Work to do:
Write out the material again exactly, please, and omit the pictures.

Chart and figure data
————————

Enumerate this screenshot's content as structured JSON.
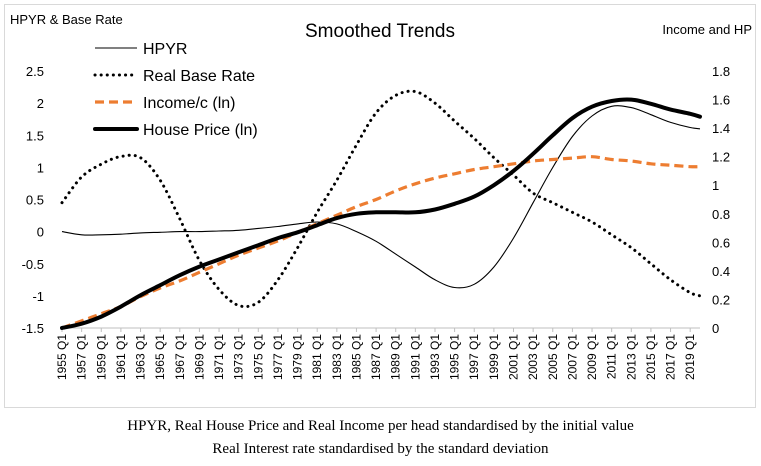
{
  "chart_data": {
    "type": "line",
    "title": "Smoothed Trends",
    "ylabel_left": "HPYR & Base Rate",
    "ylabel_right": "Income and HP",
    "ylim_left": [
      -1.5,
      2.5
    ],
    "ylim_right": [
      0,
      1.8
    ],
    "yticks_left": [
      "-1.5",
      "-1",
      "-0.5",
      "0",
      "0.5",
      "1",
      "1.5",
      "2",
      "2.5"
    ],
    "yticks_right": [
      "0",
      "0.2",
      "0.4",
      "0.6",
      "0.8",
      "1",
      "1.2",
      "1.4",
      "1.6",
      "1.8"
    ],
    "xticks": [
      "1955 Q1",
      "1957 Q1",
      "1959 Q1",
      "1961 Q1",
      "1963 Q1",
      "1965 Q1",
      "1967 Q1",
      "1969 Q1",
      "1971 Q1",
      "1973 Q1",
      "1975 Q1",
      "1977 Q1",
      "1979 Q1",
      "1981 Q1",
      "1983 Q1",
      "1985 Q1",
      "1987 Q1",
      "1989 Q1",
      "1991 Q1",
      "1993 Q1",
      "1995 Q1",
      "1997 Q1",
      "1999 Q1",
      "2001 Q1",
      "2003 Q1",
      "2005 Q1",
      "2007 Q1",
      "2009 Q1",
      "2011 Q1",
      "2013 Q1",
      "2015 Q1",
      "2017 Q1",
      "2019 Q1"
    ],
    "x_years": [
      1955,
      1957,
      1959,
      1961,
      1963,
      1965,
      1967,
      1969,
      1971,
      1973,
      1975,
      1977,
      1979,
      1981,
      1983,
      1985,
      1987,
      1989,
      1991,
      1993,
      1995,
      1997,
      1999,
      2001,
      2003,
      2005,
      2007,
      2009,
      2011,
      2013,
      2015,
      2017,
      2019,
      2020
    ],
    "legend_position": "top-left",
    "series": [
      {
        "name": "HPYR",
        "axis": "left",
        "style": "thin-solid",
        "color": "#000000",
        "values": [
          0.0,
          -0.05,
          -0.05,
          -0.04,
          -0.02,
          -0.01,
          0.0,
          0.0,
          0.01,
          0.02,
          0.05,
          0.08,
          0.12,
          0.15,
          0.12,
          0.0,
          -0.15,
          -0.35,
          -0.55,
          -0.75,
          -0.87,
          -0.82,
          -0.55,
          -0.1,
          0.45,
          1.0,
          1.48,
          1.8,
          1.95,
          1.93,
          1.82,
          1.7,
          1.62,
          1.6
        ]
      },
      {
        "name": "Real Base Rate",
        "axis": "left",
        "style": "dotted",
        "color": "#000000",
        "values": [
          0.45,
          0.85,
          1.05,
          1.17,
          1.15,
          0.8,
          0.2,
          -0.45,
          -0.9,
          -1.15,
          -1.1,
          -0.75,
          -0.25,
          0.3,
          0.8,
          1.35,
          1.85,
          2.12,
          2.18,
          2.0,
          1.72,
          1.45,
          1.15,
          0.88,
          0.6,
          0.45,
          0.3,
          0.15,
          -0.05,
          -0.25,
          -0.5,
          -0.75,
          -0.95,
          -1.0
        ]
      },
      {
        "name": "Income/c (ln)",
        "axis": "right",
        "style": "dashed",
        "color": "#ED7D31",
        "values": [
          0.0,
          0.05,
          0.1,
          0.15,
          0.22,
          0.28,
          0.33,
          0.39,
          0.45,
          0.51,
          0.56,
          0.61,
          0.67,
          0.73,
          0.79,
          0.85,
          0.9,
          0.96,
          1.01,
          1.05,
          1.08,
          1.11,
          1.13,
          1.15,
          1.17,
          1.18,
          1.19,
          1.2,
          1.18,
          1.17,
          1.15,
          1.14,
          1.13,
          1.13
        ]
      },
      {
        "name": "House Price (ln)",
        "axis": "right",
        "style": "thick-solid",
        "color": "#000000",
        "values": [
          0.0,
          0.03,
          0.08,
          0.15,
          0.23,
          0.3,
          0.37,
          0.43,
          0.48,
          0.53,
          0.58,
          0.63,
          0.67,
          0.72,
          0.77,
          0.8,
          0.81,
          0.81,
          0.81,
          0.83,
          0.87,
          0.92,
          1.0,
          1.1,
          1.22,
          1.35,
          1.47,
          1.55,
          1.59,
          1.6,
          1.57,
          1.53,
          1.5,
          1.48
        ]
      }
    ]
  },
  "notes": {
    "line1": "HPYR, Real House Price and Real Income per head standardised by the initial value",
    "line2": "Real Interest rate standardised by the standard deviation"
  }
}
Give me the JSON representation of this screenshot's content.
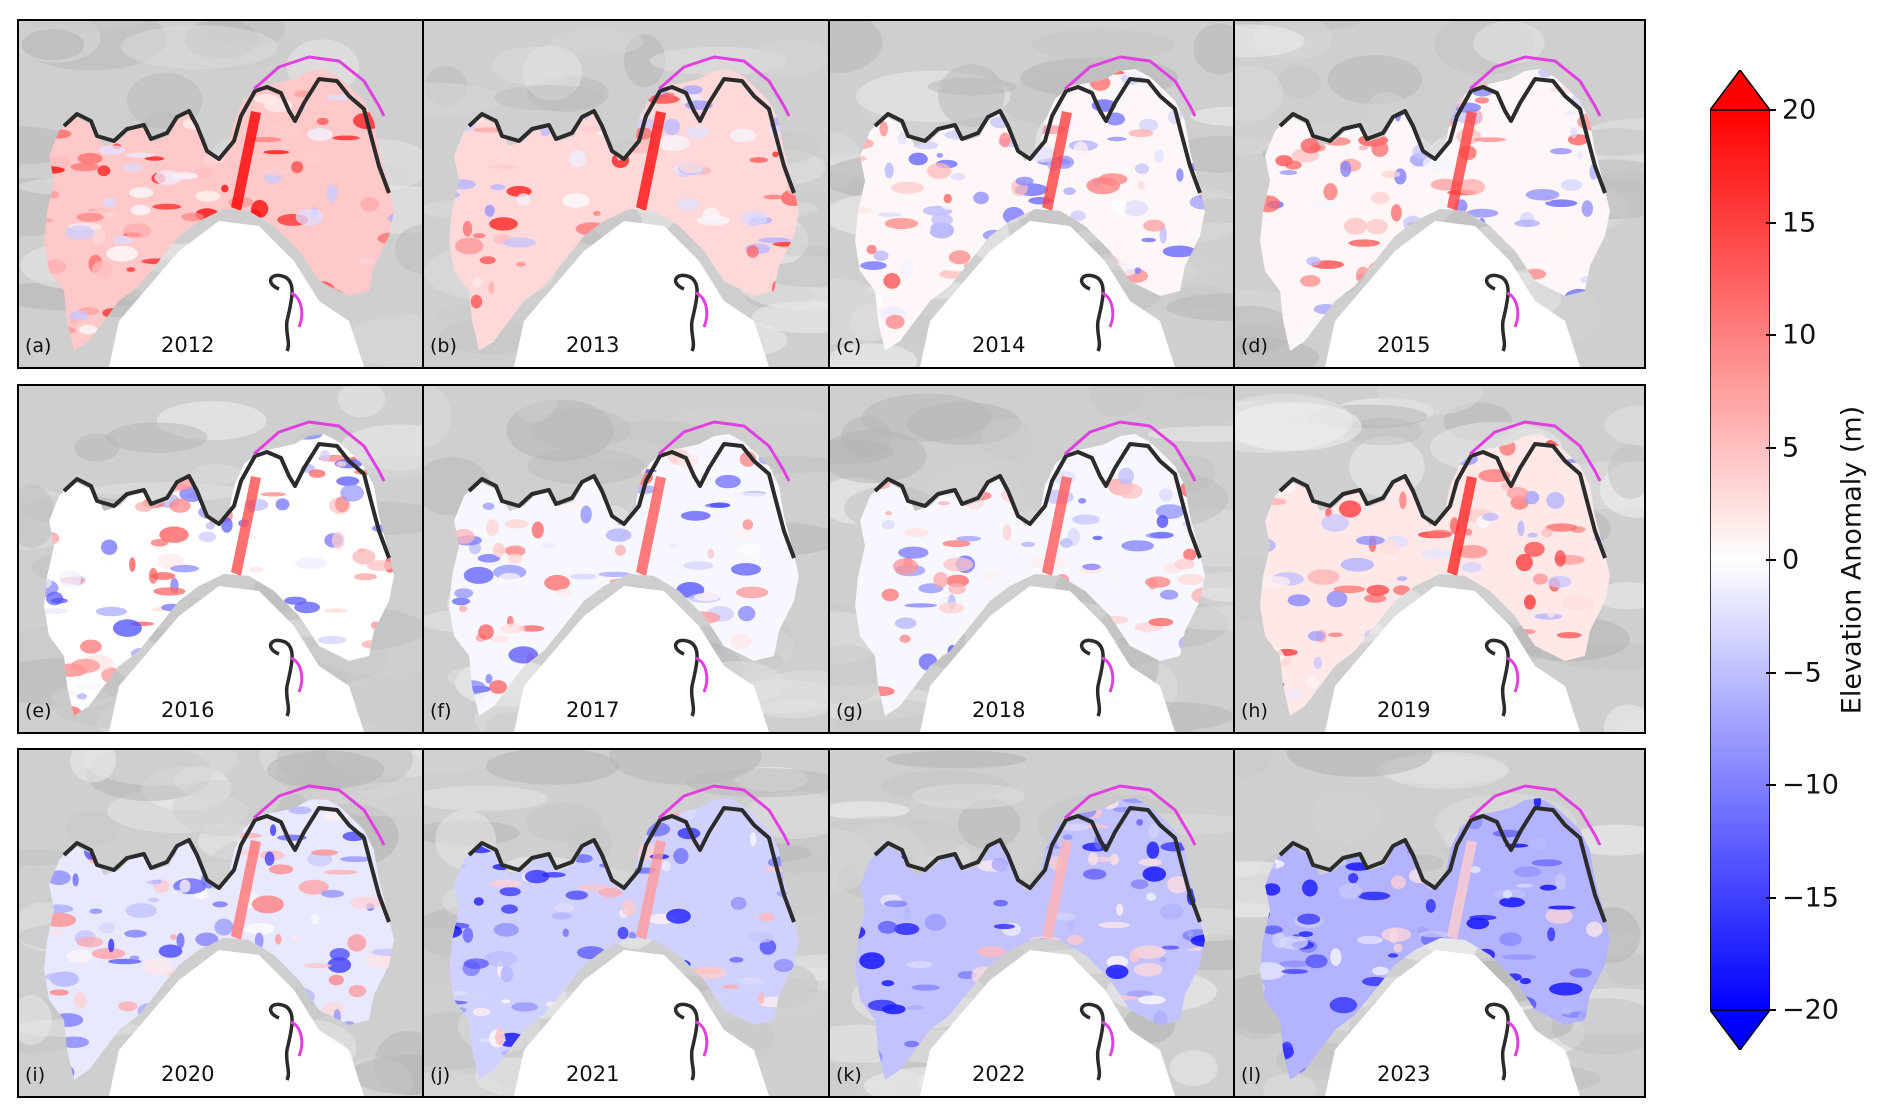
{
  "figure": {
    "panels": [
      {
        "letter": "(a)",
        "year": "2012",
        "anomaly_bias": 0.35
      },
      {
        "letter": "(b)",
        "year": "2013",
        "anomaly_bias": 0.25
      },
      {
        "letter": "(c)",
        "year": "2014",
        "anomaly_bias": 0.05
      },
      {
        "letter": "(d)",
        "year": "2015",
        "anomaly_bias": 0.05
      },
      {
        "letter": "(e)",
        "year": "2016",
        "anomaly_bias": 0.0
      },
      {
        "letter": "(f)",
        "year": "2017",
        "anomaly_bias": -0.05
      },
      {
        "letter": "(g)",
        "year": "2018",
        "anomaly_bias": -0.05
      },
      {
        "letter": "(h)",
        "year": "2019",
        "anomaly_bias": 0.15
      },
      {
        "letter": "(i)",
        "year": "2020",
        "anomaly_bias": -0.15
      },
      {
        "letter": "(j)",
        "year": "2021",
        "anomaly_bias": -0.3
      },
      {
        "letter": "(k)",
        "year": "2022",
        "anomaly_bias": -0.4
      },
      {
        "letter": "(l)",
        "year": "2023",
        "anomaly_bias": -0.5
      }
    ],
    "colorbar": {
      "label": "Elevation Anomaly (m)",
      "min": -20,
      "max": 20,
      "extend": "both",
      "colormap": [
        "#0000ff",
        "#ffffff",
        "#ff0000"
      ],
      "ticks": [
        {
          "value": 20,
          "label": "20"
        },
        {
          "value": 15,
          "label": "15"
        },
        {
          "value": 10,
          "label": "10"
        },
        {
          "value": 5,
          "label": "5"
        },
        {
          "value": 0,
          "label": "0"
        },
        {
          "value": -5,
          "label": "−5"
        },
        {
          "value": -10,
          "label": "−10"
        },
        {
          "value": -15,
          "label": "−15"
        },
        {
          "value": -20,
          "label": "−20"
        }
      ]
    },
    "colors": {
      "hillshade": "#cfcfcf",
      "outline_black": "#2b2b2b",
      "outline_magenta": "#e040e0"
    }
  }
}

————————

Problem solution:
Enumerate this screenshot's content as structured JSON.
{
  "chart_data": {
    "type": "line",
    "title": "Smoothed Trends",
    "ylabel_left": "HPYR & Base Rate",
    "ylabel_right": "Income and HP",
    "ylim_left": [
      -1.5,
      2.5
    ],
    "ylim_right": [
      0,
      1.8
    ],
    "yticks_left": [
      "-1.5",
      "-1",
      "-0.5",
      "0",
      "0.5",
      "1",
      "1.5",
      "2",
      "2.5"
    ],
    "yticks_right": [
      "0",
      "0.2",
      "0.4",
      "0.6",
      "0.8",
      "1",
      "1.2",
      "1.4",
      "1.6",
      "1.8"
    ],
    "xticks": [
      "1955 Q1",
      "1957 Q1",
      "1959 Q1",
      "1961 Q1",
      "1963 Q1",
      "1965 Q1",
      "1967 Q1",
      "1969 Q1",
      "1971 Q1",
      "1973 Q1",
      "1975 Q1",
      "1977 Q1",
      "1979 Q1",
      "1981 Q1",
      "1983 Q1",
      "1985 Q1",
      "1987 Q1",
      "1989 Q1",
      "1991 Q1",
      "1993 Q1",
      "1995 Q1",
      "1997 Q1",
      "1999 Q1",
      "2001 Q1",
      "2003 Q1",
      "2005 Q1",
      "2007 Q1",
      "2009 Q1",
      "2011 Q1",
      "2013 Q1",
      "2015 Q1",
      "2017 Q1",
      "2019 Q1"
    ],
    "x_years": [
      1955,
      1957,
      1959,
      1961,
      1963,
      1965,
      1967,
      1969,
      1971,
      1973,
      1975,
      1977,
      1979,
      1981,
      1983,
      1985,
      1987,
      1989,
      1991,
      1993,
      1995,
      1997,
      1999,
      2001,
      2003,
      2005,
      2007,
      2009,
      2011,
      2013,
      2015,
      2017,
      2019,
      2020
    ],
    "legend_position": "top-left",
    "series": [
      {
        "name": "HPYR",
        "axis": "left",
        "style": "thin-solid",
        "color": "#000000",
        "values": [
          0.0,
          -0.05,
          -0.05,
          -0.04,
          -0.02,
          -0.01,
          0.0,
          0.0,
          0.01,
          0.02,
          0.05,
          0.08,
          0.12,
          0.15,
          0.12,
          0.0,
          -0.15,
          -0.35,
          -0.55,
          -0.75,
          -0.87,
          -0.82,
          -0.55,
          -0.1,
          0.45,
          1.0,
          1.48,
          1.8,
          1.95,
          1.93,
          1.82,
          1.7,
          1.62,
          1.6
        ]
      },
      {
        "name": "Real Base Rate",
        "axis": "left",
        "style": "dotted",
        "color": "#000000",
        "values": [
          0.45,
          0.85,
          1.05,
          1.17,
          1.15,
          0.8,
          0.2,
          -0.45,
          -0.9,
          -1.15,
          -1.1,
          -0.75,
          -0.25,
          0.3,
          0.8,
          1.35,
          1.85,
          2.12,
          2.18,
          2.0,
          1.72,
          1.45,
          1.15,
          0.88,
          0.6,
          0.45,
          0.3,
          0.15,
          -0.05,
          -0.25,
          -0.5,
          -0.75,
          -0.95,
          -1.0
        ]
      },
      {
        "name": "Income/c (ln)",
        "axis": "right",
        "style": "dashed",
        "color": "#ED7D31",
        "values": [
          0.0,
          0.05,
          0.1,
          0.15,
          0.22,
          0.28,
          0.33,
          0.39,
          0.45,
          0.51,
          0.56,
          0.61,
          0.67,
          0.73,
          0.79,
          0.85,
          0.9,
          0.96,
          1.01,
          1.05,
          1.08,
          1.11,
          1.13,
          1.15,
          1.17,
          1.18,
          1.19,
          1.2,
          1.18,
          1.17,
          1.15,
          1.14,
          1.13,
          1.13
        ]
      },
      {
        "name": "House Price (ln)",
        "axis": "right",
        "style": "thick-solid",
        "color": "#000000",
        "values": [
          0.0,
          0.03,
          0.08,
          0.15,
          0.23,
          0.3,
          0.37,
          0.43,
          0.48,
          0.53,
          0.58,
          0.63,
          0.67,
          0.72,
          0.77,
          0.8,
          0.81,
          0.81,
          0.81,
          0.83,
          0.87,
          0.92,
          1.0,
          1.1,
          1.22,
          1.35,
          1.47,
          1.55,
          1.59,
          1.6,
          1.57,
          1.53,
          1.5,
          1.48
        ]
      }
    ]
  },
  "notes": {
    "line1": "HPYR, Real House Price and Real Income per head standardised by the initial value",
    "line2": "Real Interest rate standardised by the standard deviation"
  }
}
Give me the JSON representation of this screenshot's content.
{
  "figure": {
    "panels": [
      {
        "letter": "(a)",
        "year": "2012",
        "anomaly_bias": 0.35
      },
      {
        "letter": "(b)",
        "year": "2013",
        "anomaly_bias": 0.25
      },
      {
        "letter": "(c)",
        "year": "2014",
        "anomaly_bias": 0.05
      },
      {
        "letter": "(d)",
        "year": "2015",
        "anomaly_bias": 0.05
      },
      {
        "letter": "(e)",
        "year": "2016",
        "anomaly_bias": 0.0
      },
      {
        "letter": "(f)",
        "year": "2017",
        "anomaly_bias": -0.05
      },
      {
        "letter": "(g)",
        "year": "2018",
        "anomaly_bias": -0.05
      },
      {
        "letter": "(h)",
        "year": "2019",
        "anomaly_bias": 0.15
      },
      {
        "letter": "(i)",
        "year": "2020",
        "anomaly_bias": -0.15
      },
      {
        "letter": "(j)",
        "year": "2021",
        "anomaly_bias": -0.3
      },
      {
        "letter": "(k)",
        "year": "2022",
        "anomaly_bias": -0.4
      },
      {
        "letter": "(l)",
        "year": "2023",
        "anomaly_bias": -0.5
      }
    ],
    "colorbar": {
      "label": "Elevation Anomaly (m)",
      "min": -20,
      "max": 20,
      "extend": "both",
      "colormap": [
        "#0000ff",
        "#ffffff",
        "#ff0000"
      ],
      "ticks": [
        {
          "value": 20,
          "label": "20"
        },
        {
          "value": 15,
          "label": "15"
        },
        {
          "value": 10,
          "label": "10"
        },
        {
          "value": 5,
          "label": "5"
        },
        {
          "value": 0,
          "label": "0"
        },
        {
          "value": -5,
          "label": "−5"
        },
        {
          "value": -10,
          "label": "−10"
        },
        {
          "value": -15,
          "label": "−15"
        },
        {
          "value": -20,
          "label": "−20"
        }
      ]
    },
    "colors": {
      "hillshade": "#cfcfcf",
      "outline_black": "#2b2b2b",
      "outline_magenta": "#e040e0"
    }
  }
}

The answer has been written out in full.